▶ Written instruction
Write out all of the data exactly as it appears.
____ Provided information
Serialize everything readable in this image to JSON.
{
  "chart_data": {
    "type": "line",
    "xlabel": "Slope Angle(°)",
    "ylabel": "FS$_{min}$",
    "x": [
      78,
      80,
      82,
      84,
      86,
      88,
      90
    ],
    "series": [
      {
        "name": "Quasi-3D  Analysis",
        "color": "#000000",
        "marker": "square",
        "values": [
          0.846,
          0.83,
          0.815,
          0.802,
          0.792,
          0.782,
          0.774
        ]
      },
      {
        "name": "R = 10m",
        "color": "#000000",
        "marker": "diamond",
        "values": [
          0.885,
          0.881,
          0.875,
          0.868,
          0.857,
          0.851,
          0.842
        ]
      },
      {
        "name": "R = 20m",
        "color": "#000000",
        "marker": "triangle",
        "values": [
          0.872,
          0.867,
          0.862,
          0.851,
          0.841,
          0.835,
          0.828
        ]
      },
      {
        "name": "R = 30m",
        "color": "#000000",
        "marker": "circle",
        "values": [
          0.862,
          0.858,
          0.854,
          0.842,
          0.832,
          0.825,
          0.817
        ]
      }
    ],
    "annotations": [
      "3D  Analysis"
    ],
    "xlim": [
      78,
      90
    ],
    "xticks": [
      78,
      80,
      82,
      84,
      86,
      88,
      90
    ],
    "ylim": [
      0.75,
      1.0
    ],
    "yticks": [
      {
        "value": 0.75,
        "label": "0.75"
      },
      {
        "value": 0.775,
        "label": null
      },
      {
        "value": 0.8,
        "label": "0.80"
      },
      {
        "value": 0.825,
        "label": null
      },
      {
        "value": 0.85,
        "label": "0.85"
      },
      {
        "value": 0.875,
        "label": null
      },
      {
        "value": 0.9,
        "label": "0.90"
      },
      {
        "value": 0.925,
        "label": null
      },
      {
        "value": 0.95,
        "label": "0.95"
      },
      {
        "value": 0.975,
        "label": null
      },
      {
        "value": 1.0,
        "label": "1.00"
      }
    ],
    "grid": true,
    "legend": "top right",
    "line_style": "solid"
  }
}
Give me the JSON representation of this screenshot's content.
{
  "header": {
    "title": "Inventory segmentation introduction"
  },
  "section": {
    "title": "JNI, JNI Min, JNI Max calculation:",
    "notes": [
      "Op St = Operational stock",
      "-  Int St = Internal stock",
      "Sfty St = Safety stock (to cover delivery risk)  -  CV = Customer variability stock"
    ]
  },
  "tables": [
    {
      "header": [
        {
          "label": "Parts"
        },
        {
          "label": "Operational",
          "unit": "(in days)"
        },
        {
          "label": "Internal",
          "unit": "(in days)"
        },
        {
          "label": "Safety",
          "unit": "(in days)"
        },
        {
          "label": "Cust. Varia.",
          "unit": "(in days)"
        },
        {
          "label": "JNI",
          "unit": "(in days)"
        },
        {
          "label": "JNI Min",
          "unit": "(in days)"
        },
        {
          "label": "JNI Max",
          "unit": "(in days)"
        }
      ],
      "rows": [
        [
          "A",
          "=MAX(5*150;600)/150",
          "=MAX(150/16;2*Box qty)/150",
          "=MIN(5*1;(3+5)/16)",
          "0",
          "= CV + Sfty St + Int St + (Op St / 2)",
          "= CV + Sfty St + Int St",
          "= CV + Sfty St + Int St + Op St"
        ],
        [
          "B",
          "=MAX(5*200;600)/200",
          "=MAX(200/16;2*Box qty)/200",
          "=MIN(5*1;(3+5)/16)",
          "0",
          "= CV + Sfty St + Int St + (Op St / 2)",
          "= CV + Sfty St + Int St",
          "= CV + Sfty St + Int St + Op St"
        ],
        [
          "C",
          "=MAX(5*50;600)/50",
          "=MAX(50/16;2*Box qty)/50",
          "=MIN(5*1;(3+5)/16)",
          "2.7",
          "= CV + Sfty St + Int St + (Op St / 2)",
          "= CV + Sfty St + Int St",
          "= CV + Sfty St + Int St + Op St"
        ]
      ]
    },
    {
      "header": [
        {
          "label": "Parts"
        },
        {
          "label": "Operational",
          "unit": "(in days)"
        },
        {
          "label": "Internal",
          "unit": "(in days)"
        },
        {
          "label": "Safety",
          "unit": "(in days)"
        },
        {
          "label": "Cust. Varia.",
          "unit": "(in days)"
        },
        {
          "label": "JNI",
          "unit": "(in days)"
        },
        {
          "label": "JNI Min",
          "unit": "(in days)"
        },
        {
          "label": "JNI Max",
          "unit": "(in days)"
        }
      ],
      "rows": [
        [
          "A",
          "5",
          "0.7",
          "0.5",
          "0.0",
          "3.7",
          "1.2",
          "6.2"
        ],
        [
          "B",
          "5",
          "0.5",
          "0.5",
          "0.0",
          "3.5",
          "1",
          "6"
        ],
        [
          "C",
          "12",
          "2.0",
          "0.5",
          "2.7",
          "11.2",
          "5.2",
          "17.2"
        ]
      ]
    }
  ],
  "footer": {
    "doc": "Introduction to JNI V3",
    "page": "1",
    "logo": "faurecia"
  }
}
________
▶ Exercise solution
Serialize everything readable in this image to JSON.
{
  "chart_data": {
    "type": "line",
    "xlabel": "Slope Angle(°)",
    "ylabel": "FS$_{min}$",
    "x": [
      78,
      80,
      82,
      84,
      86,
      88,
      90
    ],
    "series": [
      {
        "name": "Quasi-3D  Analysis",
        "color": "#000000",
        "marker": "square",
        "values": [
          0.846,
          0.83,
          0.815,
          0.802,
          0.792,
          0.782,
          0.774
        ]
      },
      {
        "name": "R = 10m",
        "color": "#000000",
        "marker": "diamond",
        "values": [
          0.885,
          0.881,
          0.875,
          0.868,
          0.857,
          0.851,
          0.842
        ]
      },
      {
        "name": "R = 20m",
        "color": "#000000",
        "marker": "triangle",
        "values": [
          0.872,
          0.867,
          0.862,
          0.851,
          0.841,
          0.835,
          0.828
        ]
      },
      {
        "name": "R = 30m",
        "color": "#000000",
        "marker": "circle",
        "values": [
          0.862,
          0.858,
          0.854,
          0.842,
          0.832,
          0.825,
          0.817
        ]
      }
    ],
    "annotations": [
      "3D  Analysis"
    ],
    "xlim": [
      78,
      90
    ],
    "xticks": [
      78,
      80,
      82,
      84,
      86,
      88,
      90
    ],
    "ylim": [
      0.75,
      1.0
    ],
    "yticks": [
      {
        "value": 0.75,
        "label": "0.75"
      },
      {
        "value": 0.775,
        "label": null
      },
      {
        "value": 0.8,
        "label": "0.80"
      },
      {
        "value": 0.825,
        "label": null
      },
      {
        "value": 0.85,
        "label": "0.85"
      },
      {
        "value": 0.875,
        "label": null
      },
      {
        "value": 0.9,
        "label": "0.90"
      },
      {
        "value": 0.925,
        "label": null
      },
      {
        "value": 0.95,
        "label": "0.95"
      },
      {
        "value": 0.975,
        "label": null
      },
      {
        "value": 1.0,
        "label": "1.00"
      }
    ],
    "grid": true,
    "legend": "top right",
    "line_style": "solid"
  }
}
Give me the JSON representation of this screenshot's content.
{
  "header": {
    "title": "Inventory segmentation introduction"
  },
  "section": {
    "title": "JNI, JNI Min, JNI Max calculation:",
    "notes": [
      "Op St = Operational stock",
      "-  Int St = Internal stock",
      "Sfty St = Safety stock (to cover delivery risk)  -  CV = Customer variability stock"
    ]
  },
  "tables": [
    {
      "header": [
        {
          "label": "Parts"
        },
        {
          "label": "Operational",
          "unit": "(in days)"
        },
        {
          "label": "Internal",
          "unit": "(in days)"
        },
        {
          "label": "Safety",
          "unit": "(in days)"
        },
        {
          "label": "Cust. Varia.",
          "unit": "(in days)"
        },
        {
          "label": "JNI",
          "unit": "(in days)"
        },
        {
          "label": "JNI Min",
          "unit": "(in days)"
        },
        {
          "label": "JNI Max",
          "unit": "(in days)"
        }
      ],
      "rows": [
        [
          "A",
          "=MAX(5*150;600)/150",
          "=MAX(150/16;2*Box qty)/150",
          "=MIN(5*1;(3+5)/16)",
          "0",
          "= CV + Sfty St + Int St + (Op St / 2)",
          "= CV + Sfty St + Int St",
          "= CV + Sfty St + Int St + Op St"
        ],
        [
          "B",
          "=MAX(5*200;600)/200",
          "=MAX(200/16;2*Box qty)/200",
          "=MIN(5*1;(3+5)/16)",
          "0",
          "= CV + Sfty St + Int St + (Op St / 2)",
          "= CV + Sfty St + Int St",
          "= CV + Sfty St + Int St + Op St"
        ],
        [
          "C",
          "=MAX(5*50;600)/50",
          "=MAX(50/16;2*Box qty)/50",
          "=MIN(5*1;(3+5)/16)",
          "2.7",
          "= CV + Sfty St + Int St + (Op St / 2)",
          "= CV + Sfty St + Int St",
          "= CV + Sfty St + Int St + Op St"
        ]
      ]
    },
    {
      "header": [
        {
          "label": "Parts"
        },
        {
          "label": "Operational",
          "unit": "(in days)"
        },
        {
          "label": "Internal",
          "unit": "(in days)"
        },
        {
          "label": "Safety",
          "unit": "(in days)"
        },
        {
          "label": "Cust. Varia.",
          "unit": "(in days)"
        },
        {
          "label": "JNI",
          "unit": "(in days)"
        },
        {
          "label": "JNI Min",
          "unit": "(in days)"
        },
        {
          "label": "JNI Max",
          "unit": "(in days)"
        }
      ],
      "rows": [
        [
          "A",
          "5",
          "0.7",
          "0.5",
          "0.0",
          "3.7",
          "1.2",
          "6.2"
        ],
        [
          "B",
          "5",
          "0.5",
          "0.5",
          "0.0",
          "3.5",
          "1",
          "6"
        ],
        [
          "C",
          "12",
          "2.0",
          "0.5",
          "2.7",
          "11.2",
          "5.2",
          "17.2"
        ]
      ]
    }
  ],
  "footer": {
    "doc": "Introduction to JNI V3",
    "page": "1",
    "logo": "faurecia"
  }
}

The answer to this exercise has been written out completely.